The assertion of leadership

The clearly deliberate drive of the SNP Leader to take and dominate the national stage has been a necessary strategic response to the likelihood of Ms Sturgeon’s predecessor, the ebullient Alex Salmond, getting back to Westminster from the Gondon constituency.

Me Sturgeon has been keen to establish herself nationally and at Westminster, as the undisputed leader of her party before Il Magnifico cuts loose on the green benches, bars and watering holes of the metropolis, with journalists in tow in search of good  – and mischief making – copy.

Job done. Mr Salmond is bound to grab attention – and to be fair to him, the hardest challenge of all is dealing with the sudden move from omnipotence to history – but Ms Sturgeon is now recognised across the nation as the force in her own right which she certainly is.

She will be in London by early morning tomorrow, ready to lead – and to be seen to lead, any necessary negotiations, should the predicted, but not certain, hung parliament be the result. She has even prepared a back up alibi to cover any sense of being surplus to requirements should a hung parliament not be the outcome. She will be attending the VE Day celebrations in London, an appointment which has emerged only latterly and some time since the First Minister’s office made it known that she would there to take charge of negotiations in person.

What has marked out Ms Sturgeon in the televised leaders’ debates, is the confidence, the command and the grasp of issues that comes from experience of government.  Otherwise, only David Cameron has that experience.

The SNP leader is scripted and is repetitive in making sure that the key ‘messages’ get across – but she is quick thinking and quick witted, capable of thinking on her feet and so is not as predictable of many of her competitors. Only Nigel Farage has the ability not to be scripted and to press into spontaneous service his command of issues and facts.

Money

In Scotland, the impact of the SNP’s flush finances has been obvious in its very well resourced campaign.

The faithful major donors of the party include the multimillionaires, Colin and Chris Weir; and the 105,000+ strong membership of the party with their membership fees have made the SNP free of the pressure of raising money to fund their campaign. They have been able to fund first class accommodation for their Leader in transit on the campaign – and the now famous Sturbocopter, one of the best available for hire in the JK, at a cost of £2,500 an hour.

Contrast that with the strapped-for-cash Scottish Labour, a situation which has seen appeals for funding of their campaign sent out on an almost daily basis, signed by a series of the highest profile members of their hierarchy.

- Data
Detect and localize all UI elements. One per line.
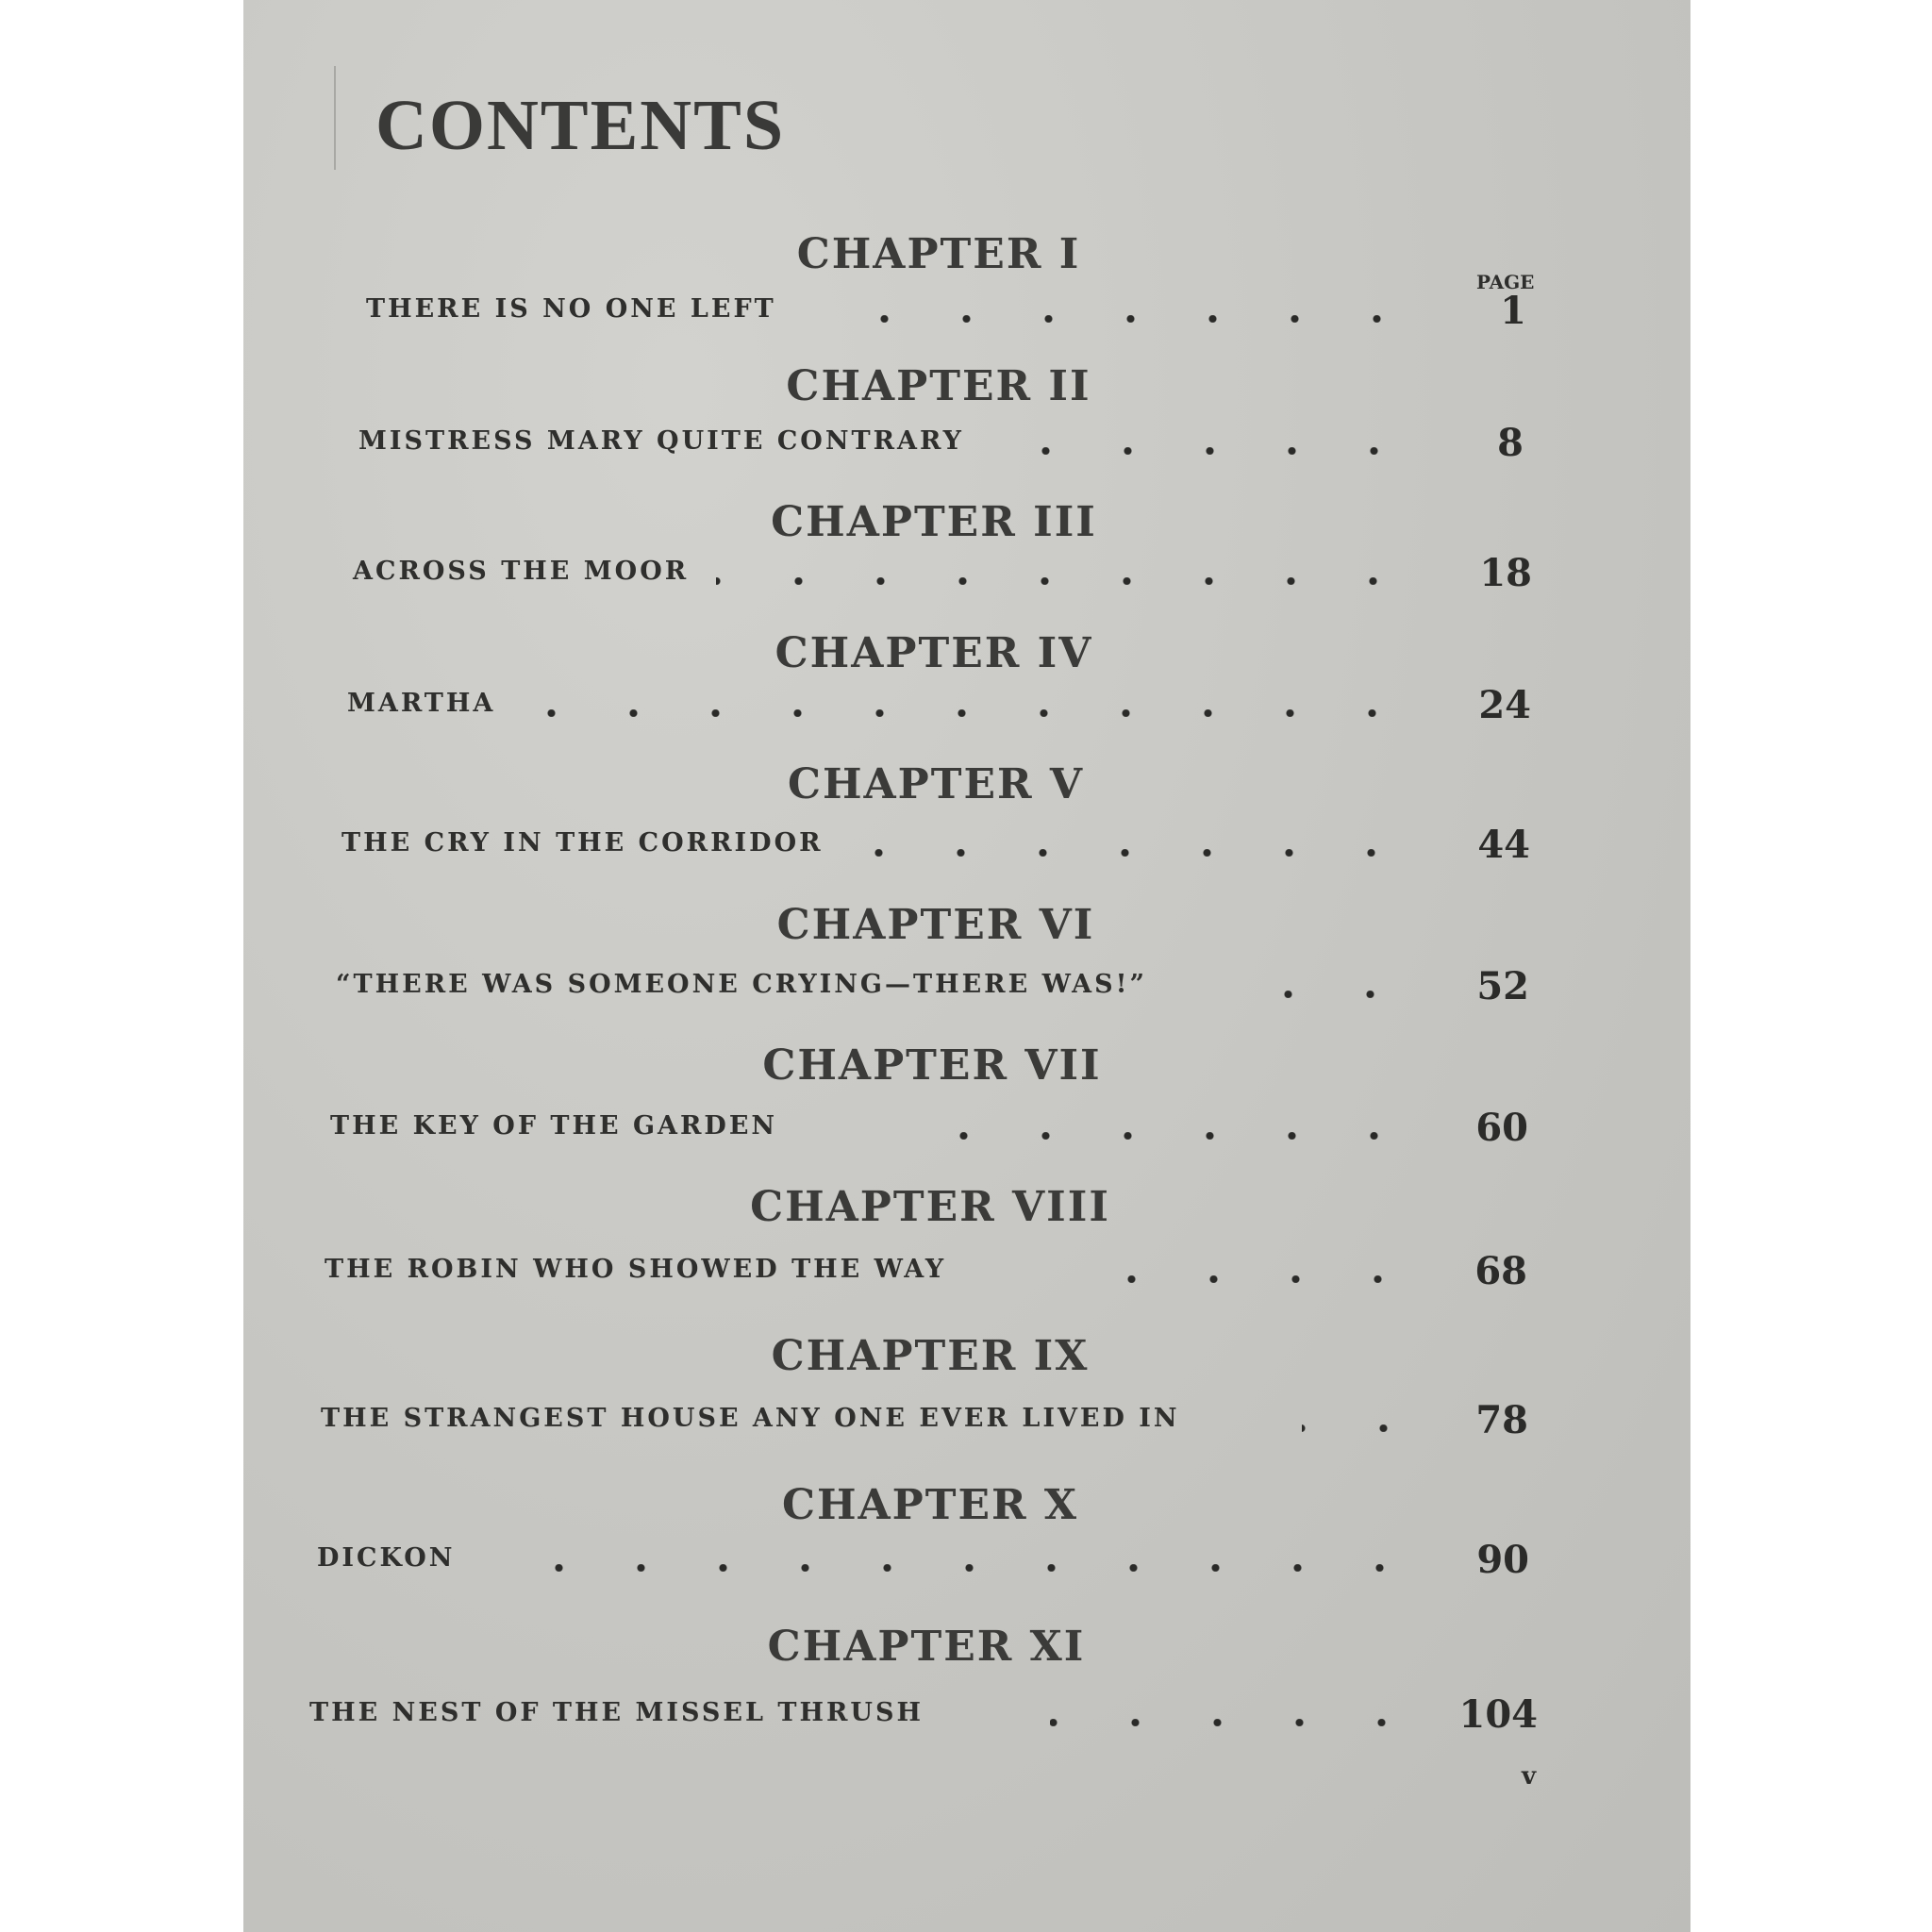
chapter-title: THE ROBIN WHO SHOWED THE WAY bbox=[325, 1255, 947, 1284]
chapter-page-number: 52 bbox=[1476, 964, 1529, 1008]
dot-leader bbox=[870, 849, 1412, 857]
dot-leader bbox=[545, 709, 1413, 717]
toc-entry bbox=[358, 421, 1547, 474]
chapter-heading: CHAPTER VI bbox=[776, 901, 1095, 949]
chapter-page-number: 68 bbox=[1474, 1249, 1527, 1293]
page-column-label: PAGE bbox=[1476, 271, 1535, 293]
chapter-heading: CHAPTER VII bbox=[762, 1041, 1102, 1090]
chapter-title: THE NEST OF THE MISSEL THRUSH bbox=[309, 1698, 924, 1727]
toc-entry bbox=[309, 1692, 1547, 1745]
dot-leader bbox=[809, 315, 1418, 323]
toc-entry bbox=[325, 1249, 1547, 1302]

- To-do list
#1 According to the SNP commentary, what does the Sturbocopter cost to hire?
#2 Which people does the SNP commentary name? List every one.
#3 Pick up the SNP commentary after its last sentence and keep writing it.
The lines have nothing to do with the SNP commentary.

- Per-task answers
#1 £2,500 an hour.

#2 Ms Sturgeon, Alex Salmond, David Cameron, Nigel Farage, Colin Weir, Chris Weir

#3
The need continually to raise funds to support ongoing campaign initiatives can only have been a distraction and an added pressure the SNP have not had to confront.

The need to occupy the infantry

The UK General Election campaign started off as a challenge to occupy the energies of the majority of the massed infantry of the SNP who deliver its power at the ballot box and on the streets.

This was needed to keep them busy enough to stop them publicly pressing for indyref 2, the viability of which the party hierarchy is not yet convinced. They have clearly been given the nod that if they score a landslide for the party it will support the question of that second referendum featuring in the SNP’s 2016 manifesto.

The question, however, of whether the coming landslide will guarantee that question being in the 2016 manifesto is beginning to occupy minds in the infantry. But they have plenty to do and to watch just now, so agitation for an upfront declaration will not surface now – but may start to become a source of internal friction.

Political stars

Beyond what has become a personality cult of Nicola Sturgeon and the dominance of the SNP, there have been other winners in this campaign in Scotland.

The Scottish Conservatives have an undoubted leader in Ruth Davidson – resourceful, clear thinking, straight talking, no silver spoon or Hunter wellies but sheer capability and an experienced understanding of life as the working many live it, she has been a fresh force for renewal in her party.

While it is good to see someonw having fun and to see a woman being comfortable with controlling mechanical things, she needs to take control of her minders, exercise her own better judgment and drop the stunts which have actually brought her undeservedly close to being a pantomime act.

She might have been auditioning in public to take over Top Gear from Jeremy Clarkson. Was there anything she wasn’t seen driving? There was a quad bike; a tank – for God’s sake; a convertible Herbie from which she unnecessarily sprang over the top of the door; and a steam train which blackened her face under a driver’s cap to produce a classic image of Richmal Crompton’s Just William.

Davidson has a  very likeable persona, no pretension and a shedload of ability which she ought to feel free to foreground now.

And the Scottish Liberal Democrat Leader of four other MSPs and eleven MPs, Willie Rennie, emerged with considerable credit as a politician less than obsessed with political life, still in possession of a sense of humour and able to strike fast and hard in debate when the need rises.

Journalists and presenters

Jackie Bird has reinforced her dominance as a political interviewer, very well informed, quick thinking, fast on the draw, authoritative but not shrill.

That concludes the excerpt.